What to do - Find the string "Scissors" in the records. Copy every line it appears in.

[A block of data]
· · · · ·

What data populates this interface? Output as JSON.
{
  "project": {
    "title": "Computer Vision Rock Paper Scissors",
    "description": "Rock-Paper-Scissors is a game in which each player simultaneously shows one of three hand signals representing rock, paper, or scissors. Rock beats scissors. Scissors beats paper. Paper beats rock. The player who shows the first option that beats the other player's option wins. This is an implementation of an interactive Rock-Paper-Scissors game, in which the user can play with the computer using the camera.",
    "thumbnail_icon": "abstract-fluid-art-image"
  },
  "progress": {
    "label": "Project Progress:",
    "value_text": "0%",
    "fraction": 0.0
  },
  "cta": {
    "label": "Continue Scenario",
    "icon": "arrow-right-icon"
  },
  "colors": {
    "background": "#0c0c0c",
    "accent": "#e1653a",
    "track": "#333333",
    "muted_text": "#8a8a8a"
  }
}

· · · · ·

Answer to this exercise -
    "title": "Computer Vision Rock Paper Scissors",
    "description": "Rock-Paper-Scissors is a game in which each player simultaneously shows one of three hand signals representing rock, paper, or scissors. Rock beats scissors. Scissors beats paper. Paper beats rock. The player who shows the first option that beats the other player's option wins. This is an implementation of an interactive Rock-Paper-Scissors game, in which the user can play with the computer using the camera.",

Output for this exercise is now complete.